Task instructions
Copy each line of the listing below exactly.

** Start of Recorded information **

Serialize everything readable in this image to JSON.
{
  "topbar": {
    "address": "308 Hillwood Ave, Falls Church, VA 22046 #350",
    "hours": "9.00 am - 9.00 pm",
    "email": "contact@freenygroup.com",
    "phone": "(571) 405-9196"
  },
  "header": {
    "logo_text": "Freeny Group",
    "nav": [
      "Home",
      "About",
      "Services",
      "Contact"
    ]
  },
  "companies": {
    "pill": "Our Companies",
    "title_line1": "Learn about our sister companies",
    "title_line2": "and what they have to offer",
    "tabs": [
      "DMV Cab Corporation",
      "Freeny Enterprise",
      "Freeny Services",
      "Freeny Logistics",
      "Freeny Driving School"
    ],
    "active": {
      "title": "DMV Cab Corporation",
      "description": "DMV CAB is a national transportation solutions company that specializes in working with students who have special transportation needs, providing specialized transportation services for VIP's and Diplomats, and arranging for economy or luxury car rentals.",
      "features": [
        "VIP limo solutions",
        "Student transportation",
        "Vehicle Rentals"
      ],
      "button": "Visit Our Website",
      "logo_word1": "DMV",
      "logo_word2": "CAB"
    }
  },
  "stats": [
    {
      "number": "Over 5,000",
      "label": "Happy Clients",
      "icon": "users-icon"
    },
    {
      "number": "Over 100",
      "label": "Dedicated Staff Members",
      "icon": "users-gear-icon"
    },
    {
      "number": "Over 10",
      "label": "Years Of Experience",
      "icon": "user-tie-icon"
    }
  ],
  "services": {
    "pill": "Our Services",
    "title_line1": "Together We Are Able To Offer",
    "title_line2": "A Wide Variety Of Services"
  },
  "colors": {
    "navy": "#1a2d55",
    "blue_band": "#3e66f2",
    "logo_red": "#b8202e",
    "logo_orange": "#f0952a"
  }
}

** End of Recorded information **

Output for this task
Serialize everything readable in this image to JSON.
{
  "topbar": {
    "address": "308 Hillwood Ave, Falls Church, VA 22046 #350",
    "hours": "9.00 am - 9.00 pm",
    "email": "contact@freenygroup.com",
    "phone": "(571) 405-9196"
  },
  "header": {
    "logo_text": "Freeny Group",
    "nav": [
      "Home",
      "About",
      "Services",
      "Contact"
    ]
  },
  "companies": {
    "pill": "Our Companies",
    "title_line1": "Learn about our sister companies",
    "title_line2": "and what they have to offer",
    "tabs": [
      "DMV Cab Corporation",
      "Freeny Enterprise",
      "Freeny Services",
      "Freeny Logistics",
      "Freeny Driving School"
    ],
    "active": {
      "title": "DMV Cab Corporation",
      "description": "DMV CAB is a national transportation solutions company that specializes in working with students who have special transportation needs, providing specialized transportation services for VIP's and Diplomats, and arranging for economy or luxury car rentals.",
      "features": [
        "VIP limo solutions",
        "Student transportation",
        "Vehicle Rentals"
      ],
      "button": "Visit Our Website",
      "logo_word1": "DMV",
      "logo_word2": "CAB"
    }
  },
  "stats": [
    {
      "number": "Over 5,000",
      "label": "Happy Clients",
      "icon": "users-icon"
    },
    {
      "number": "Over 100",
      "label": "Dedicated Staff Members",
      "icon": "users-gear-icon"
    },
    {
      "number": "Over 10",
      "label": "Years Of Experience",
      "icon": "user-tie-icon"
    }
  ],
  "services": {
    "pill": "Our Services",
    "title_line1": "Together We Are Able To Offer",
    "title_line2": "A Wide Variety Of Services"
  },
  "colors": {
    "navy": "#1a2d55",
    "blue_band": "#3e66f2",
    "logo_red": "#b8202e",
    "logo_orange": "#f0952a"
  }
}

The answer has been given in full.